* [YOUR OBJECTIVE]
Copy each line below in which the string "Components" occurs.

* [MATERIAL TO PROCESS]
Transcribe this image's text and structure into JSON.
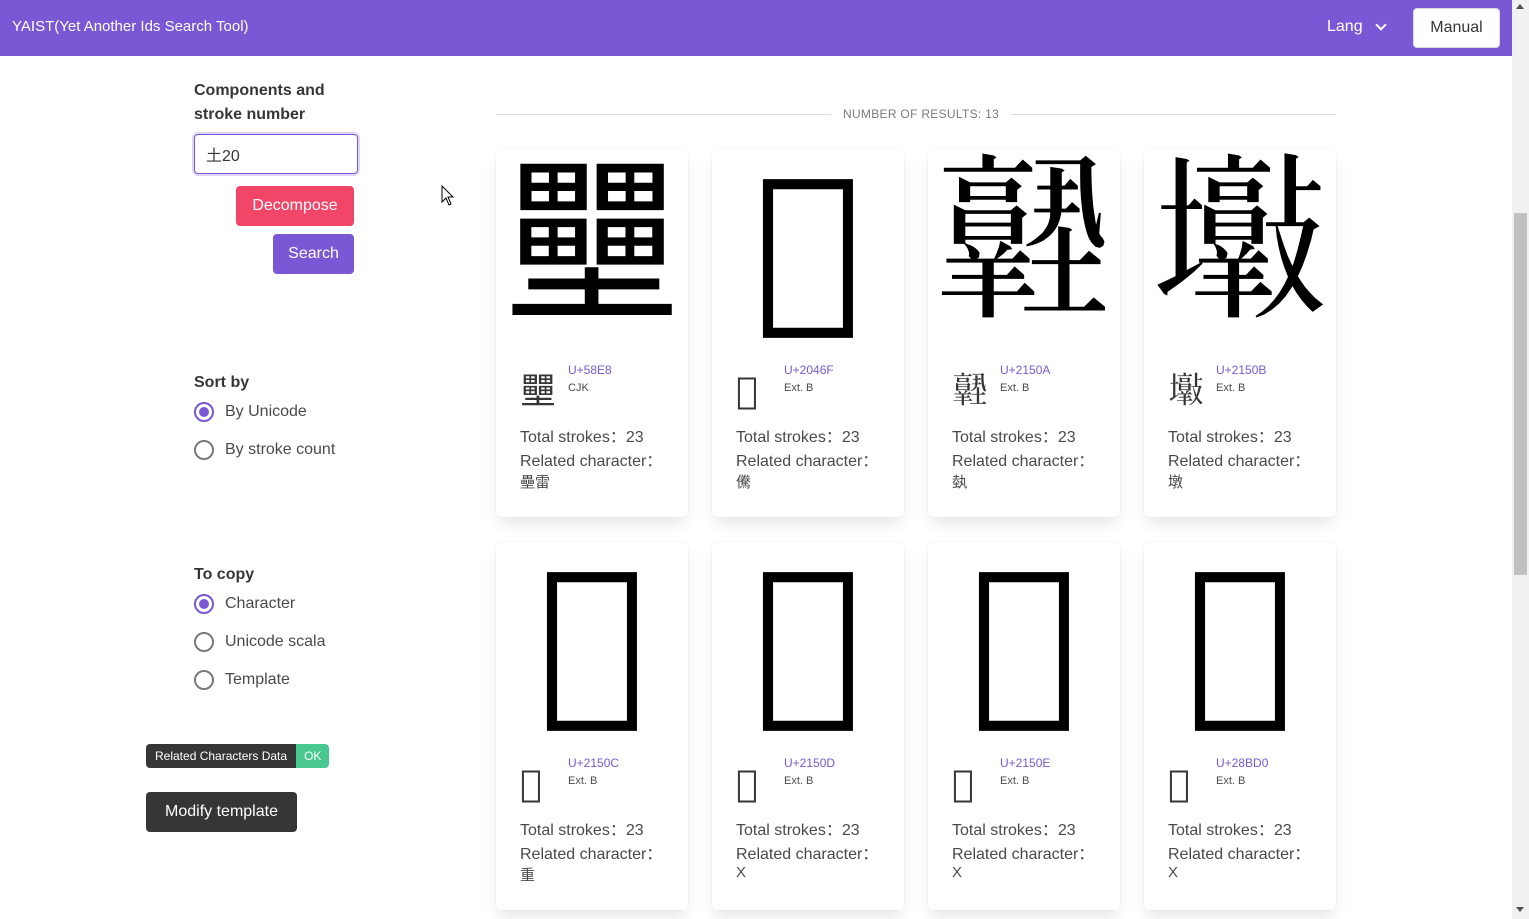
{
  "header": {
    "title": "YAIST(Yet Another Ids Search Tool)",
    "lang_label": "Lang",
    "manual_label": "Manual"
  },
  "search": {
    "label": "Components and stroke number",
    "label_line1": "Components and",
    "label_line2": "stroke number",
    "value": "土20",
    "decompose_label": "Decompose",
    "search_label": "Search"
  },
  "sort": {
    "label": "Sort by",
    "options": [
      "By Unicode",
      "By stroke count"
    ],
    "selected": "By Unicode"
  },
  "copy": {
    "label": "To copy",
    "options": [
      "Character",
      "Unicode scala",
      "Template"
    ],
    "selected": "Character"
  },
  "related_data": {
    "label": "Related Characters Data",
    "status": "OK"
  },
  "modify_template_label": "Modify template",
  "results": {
    "count_label": "NUMBER OF RESULTS: 13",
    "strokes_prefix": "Total strokes：",
    "related_prefix": "Related character：",
    "items": [
      {
        "char": "壨",
        "code": "U+58E8",
        "block": "CJK",
        "strokes": "Total strokes：23",
        "related_label": "Related character：",
        "related": "壘雷"
      },
      {
        "char": "𠑯",
        "code": "U+2046F",
        "block": "Ext. B",
        "strokes": "Total strokes：23",
        "related_label": "Related character：",
        "related": "儯"
      },
      {
        "char": "𡔊",
        "code": "U+2150A",
        "block": "Ext. B",
        "strokes": "Total strokes：23",
        "related_label": "Related character：",
        "related": "埶"
      },
      {
        "char": "𡔋",
        "code": "U+2150B",
        "block": "Ext. B",
        "strokes": "Total strokes：23",
        "related_label": "Related character：",
        "related": "墩"
      },
      {
        "char": "𡔌",
        "code": "U+2150C",
        "block": "Ext. B",
        "strokes": "Total strokes：23",
        "related_label": "Related character：",
        "related": "重"
      },
      {
        "char": "𡔍",
        "code": "U+2150D",
        "block": "Ext. B",
        "strokes": "Total strokes：23",
        "related_label": "Related character：",
        "related": "X"
      },
      {
        "char": "𡔎",
        "code": "U+2150E",
        "block": "Ext. B",
        "strokes": "Total strokes：23",
        "related_label": "Related character：",
        "related": "X"
      },
      {
        "char": "𨯐",
        "code": "U+28BD0",
        "block": "Ext. B",
        "strokes": "Total strokes：23",
        "related_label": "Related character：",
        "related": "X"
      }
    ]
  },
  "colors": {
    "primary": "#7957d5",
    "danger": "#f14668",
    "dark": "#363636",
    "success": "#48c78e"
  }
}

* [RESPONSE TO THE EXERCISE]
    "label": "Components and stroke number",
    "label_line1": "Components and",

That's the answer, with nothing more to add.